→ **PROBLEM TO SOLVE**
In the records below, some lines contain "right"; state the number of such lines and nothing else.

Top of WORKING DATA

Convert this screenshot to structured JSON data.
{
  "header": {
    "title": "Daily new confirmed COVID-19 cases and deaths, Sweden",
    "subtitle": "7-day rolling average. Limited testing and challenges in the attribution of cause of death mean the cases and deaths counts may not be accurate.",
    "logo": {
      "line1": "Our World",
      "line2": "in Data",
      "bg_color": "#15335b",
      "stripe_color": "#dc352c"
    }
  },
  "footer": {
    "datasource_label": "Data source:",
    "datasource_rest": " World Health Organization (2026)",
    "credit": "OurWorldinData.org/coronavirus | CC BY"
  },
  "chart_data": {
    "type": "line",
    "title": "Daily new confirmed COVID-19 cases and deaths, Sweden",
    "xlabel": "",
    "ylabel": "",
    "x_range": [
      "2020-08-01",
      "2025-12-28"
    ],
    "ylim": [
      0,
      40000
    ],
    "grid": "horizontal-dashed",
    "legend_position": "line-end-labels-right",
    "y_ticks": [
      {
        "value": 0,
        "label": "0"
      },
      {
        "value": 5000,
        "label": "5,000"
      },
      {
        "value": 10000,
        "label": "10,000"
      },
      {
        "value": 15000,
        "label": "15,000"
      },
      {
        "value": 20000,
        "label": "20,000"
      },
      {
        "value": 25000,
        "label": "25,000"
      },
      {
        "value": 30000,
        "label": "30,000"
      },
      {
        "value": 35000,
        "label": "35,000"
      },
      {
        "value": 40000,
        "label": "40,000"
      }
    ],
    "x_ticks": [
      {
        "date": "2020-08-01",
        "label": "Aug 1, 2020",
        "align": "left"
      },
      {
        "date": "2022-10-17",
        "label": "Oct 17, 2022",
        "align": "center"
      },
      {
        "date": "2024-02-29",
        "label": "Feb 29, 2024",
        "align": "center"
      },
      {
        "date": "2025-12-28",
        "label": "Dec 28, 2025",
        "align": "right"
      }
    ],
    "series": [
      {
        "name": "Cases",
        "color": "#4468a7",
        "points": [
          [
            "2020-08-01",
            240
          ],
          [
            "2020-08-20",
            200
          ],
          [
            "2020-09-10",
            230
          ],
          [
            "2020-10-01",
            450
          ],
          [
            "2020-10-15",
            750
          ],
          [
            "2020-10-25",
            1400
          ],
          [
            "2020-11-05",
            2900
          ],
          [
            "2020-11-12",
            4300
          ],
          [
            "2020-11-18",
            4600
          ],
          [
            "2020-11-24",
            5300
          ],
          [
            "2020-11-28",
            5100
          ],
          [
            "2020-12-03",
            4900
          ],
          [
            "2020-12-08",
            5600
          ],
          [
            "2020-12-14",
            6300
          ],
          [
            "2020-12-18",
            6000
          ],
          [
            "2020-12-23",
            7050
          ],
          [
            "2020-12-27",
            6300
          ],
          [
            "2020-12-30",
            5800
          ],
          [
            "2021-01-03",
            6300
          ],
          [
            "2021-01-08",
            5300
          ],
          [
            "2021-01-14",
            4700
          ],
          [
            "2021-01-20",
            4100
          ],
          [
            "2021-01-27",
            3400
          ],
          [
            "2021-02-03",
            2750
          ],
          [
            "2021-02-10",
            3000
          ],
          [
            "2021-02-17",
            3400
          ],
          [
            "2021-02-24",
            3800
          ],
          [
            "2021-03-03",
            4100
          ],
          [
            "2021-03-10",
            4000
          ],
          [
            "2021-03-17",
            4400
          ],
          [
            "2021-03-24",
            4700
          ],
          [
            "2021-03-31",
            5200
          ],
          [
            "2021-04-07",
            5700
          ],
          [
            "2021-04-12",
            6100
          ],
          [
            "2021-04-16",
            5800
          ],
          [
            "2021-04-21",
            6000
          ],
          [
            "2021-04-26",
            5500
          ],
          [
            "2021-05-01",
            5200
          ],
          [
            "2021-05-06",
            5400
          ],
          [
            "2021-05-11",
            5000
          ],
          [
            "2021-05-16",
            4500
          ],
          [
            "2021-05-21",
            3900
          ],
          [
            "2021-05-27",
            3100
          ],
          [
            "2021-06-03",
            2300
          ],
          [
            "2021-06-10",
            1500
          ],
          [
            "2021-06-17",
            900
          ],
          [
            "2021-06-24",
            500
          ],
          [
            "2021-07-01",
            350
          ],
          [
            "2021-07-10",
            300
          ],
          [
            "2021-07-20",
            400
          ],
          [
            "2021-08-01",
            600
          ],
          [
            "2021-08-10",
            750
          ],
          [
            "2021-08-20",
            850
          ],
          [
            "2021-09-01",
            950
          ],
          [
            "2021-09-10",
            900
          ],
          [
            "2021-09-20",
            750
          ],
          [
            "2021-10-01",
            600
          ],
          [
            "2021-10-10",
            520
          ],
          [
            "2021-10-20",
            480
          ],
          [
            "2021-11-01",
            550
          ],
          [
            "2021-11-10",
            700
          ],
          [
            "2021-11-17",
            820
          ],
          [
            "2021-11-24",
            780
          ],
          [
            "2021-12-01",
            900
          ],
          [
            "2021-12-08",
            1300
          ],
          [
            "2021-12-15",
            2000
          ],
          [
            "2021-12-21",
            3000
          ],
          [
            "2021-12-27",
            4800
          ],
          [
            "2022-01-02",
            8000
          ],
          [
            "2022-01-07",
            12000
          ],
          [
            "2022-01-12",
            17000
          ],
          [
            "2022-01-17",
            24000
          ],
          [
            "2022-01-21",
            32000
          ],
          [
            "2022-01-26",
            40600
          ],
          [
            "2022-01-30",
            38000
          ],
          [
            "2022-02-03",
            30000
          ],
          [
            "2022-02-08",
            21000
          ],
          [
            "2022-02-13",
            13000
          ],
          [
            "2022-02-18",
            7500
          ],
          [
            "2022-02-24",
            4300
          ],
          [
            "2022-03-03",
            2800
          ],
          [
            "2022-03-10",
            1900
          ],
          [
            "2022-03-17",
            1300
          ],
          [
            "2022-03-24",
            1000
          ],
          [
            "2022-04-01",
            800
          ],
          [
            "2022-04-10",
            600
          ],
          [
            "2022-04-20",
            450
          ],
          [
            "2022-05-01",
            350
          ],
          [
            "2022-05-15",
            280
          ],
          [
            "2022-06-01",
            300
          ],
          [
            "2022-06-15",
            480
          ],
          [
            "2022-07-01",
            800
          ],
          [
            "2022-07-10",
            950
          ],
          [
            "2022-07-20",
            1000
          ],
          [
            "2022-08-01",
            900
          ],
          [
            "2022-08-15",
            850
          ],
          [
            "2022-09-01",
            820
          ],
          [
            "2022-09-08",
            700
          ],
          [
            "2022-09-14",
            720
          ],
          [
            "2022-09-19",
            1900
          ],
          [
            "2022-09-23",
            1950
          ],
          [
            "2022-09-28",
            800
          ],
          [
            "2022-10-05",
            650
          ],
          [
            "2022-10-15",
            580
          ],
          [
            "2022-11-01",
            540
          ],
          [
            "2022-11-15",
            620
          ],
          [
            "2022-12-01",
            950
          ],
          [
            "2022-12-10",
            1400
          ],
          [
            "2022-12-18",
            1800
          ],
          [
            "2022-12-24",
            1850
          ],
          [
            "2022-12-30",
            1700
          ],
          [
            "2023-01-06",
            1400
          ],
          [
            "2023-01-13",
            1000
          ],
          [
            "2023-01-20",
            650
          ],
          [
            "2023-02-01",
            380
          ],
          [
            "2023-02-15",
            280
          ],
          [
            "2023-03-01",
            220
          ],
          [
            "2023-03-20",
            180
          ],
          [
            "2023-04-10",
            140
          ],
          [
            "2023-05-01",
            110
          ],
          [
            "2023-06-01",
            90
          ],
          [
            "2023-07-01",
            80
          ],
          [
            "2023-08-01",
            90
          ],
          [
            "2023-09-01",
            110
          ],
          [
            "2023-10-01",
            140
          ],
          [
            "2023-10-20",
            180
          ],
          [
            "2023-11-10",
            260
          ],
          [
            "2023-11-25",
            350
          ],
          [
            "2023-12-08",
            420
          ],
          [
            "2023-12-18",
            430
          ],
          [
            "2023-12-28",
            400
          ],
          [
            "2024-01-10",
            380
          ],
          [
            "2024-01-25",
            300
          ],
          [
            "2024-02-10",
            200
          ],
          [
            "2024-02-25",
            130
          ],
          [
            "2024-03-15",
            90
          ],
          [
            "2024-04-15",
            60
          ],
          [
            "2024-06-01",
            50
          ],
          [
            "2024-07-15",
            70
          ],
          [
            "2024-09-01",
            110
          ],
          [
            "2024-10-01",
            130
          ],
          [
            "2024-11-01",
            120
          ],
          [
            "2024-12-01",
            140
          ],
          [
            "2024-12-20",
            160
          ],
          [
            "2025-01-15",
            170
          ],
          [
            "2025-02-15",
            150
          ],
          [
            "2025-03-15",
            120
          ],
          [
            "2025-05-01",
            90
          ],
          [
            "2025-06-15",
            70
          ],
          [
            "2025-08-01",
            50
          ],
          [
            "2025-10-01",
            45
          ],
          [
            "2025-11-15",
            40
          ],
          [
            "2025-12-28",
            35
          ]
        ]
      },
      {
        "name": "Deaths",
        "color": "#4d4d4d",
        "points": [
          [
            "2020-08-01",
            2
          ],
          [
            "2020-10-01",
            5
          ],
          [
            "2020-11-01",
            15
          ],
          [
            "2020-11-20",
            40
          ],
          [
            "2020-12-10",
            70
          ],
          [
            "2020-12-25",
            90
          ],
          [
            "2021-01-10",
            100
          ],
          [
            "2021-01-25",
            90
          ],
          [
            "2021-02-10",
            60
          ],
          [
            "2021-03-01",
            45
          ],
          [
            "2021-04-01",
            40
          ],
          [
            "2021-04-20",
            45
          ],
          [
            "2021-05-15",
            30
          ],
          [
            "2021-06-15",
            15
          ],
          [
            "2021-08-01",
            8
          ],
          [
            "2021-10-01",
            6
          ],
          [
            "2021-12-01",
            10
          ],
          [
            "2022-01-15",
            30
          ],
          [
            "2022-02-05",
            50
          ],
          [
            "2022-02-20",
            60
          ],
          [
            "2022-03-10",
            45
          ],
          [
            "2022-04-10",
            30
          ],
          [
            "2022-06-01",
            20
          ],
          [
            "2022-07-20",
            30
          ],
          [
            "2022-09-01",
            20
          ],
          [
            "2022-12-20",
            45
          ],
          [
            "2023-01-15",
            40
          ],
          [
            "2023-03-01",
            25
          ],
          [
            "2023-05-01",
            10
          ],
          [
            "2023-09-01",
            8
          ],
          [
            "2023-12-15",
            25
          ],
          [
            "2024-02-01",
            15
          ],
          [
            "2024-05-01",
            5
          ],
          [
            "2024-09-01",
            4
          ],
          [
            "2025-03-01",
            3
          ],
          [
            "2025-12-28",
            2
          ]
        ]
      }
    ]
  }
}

Bottom of WORKING DATA

→ **TASK ANSWER**
2